Keep the pictures out and restate every record exactly.

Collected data
════════════════

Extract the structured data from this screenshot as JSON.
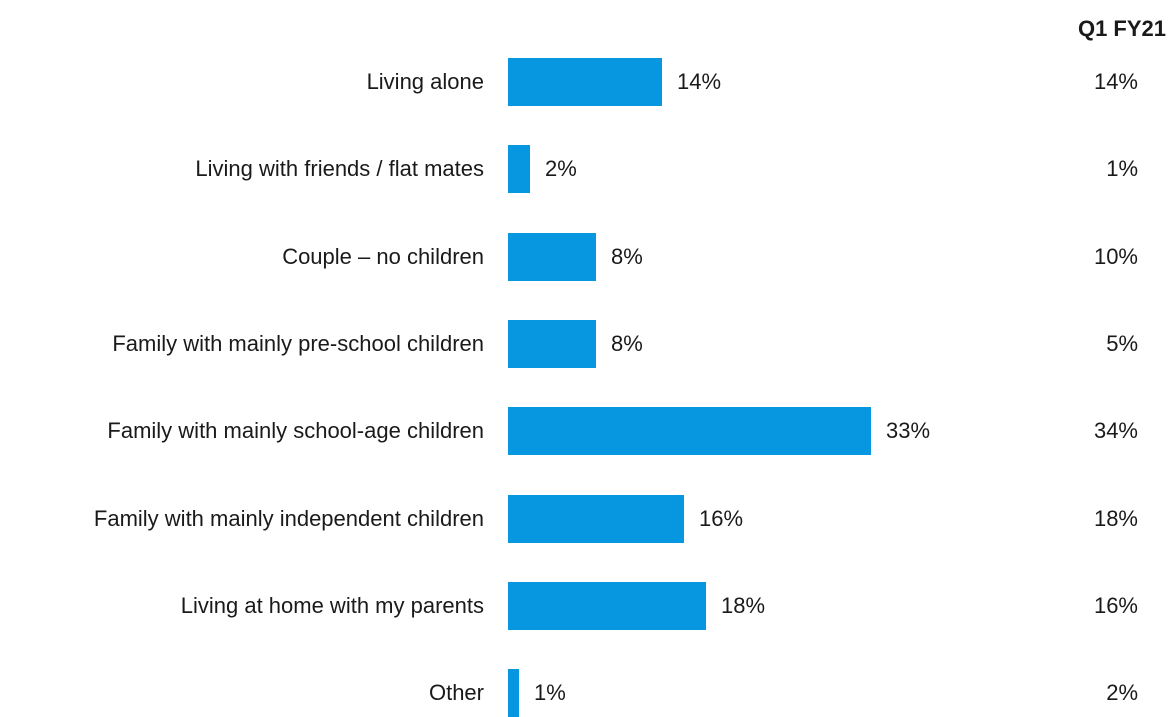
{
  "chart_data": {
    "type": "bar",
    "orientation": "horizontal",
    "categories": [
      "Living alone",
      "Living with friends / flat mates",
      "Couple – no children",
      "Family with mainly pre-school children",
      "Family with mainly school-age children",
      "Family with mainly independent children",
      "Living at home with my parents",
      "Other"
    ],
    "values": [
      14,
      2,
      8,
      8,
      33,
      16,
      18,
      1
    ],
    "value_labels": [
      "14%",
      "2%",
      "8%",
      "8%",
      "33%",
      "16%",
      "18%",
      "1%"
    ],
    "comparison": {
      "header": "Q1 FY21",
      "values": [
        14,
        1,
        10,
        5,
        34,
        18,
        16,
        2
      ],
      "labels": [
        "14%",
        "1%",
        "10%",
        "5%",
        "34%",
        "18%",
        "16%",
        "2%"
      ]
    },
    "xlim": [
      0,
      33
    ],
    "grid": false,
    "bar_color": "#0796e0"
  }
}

════════════════

**Response to this task:**
Extract the structured data from this screenshot as JSON.
{
  "chart_data": {
    "type": "bar",
    "orientation": "horizontal",
    "categories": [
      "Living alone",
      "Living with friends / flat mates",
      "Couple – no children",
      "Family with mainly pre-school children",
      "Family with mainly school-age children",
      "Family with mainly independent children",
      "Living at home with my parents",
      "Other"
    ],
    "values": [
      14,
      2,
      8,
      8,
      33,
      16,
      18,
      1
    ],
    "value_labels": [
      "14%",
      "2%",
      "8%",
      "8%",
      "33%",
      "16%",
      "18%",
      "1%"
    ],
    "comparison": {
      "header": "Q1 FY21",
      "values": [
        14,
        1,
        10,
        5,
        34,
        18,
        16,
        2
      ],
      "labels": [
        "14%",
        "1%",
        "10%",
        "5%",
        "34%",
        "18%",
        "16%",
        "2%"
      ]
    },
    "xlim": [
      0,
      33
    ],
    "grid": false,
    "bar_color": "#0796e0"
  }
}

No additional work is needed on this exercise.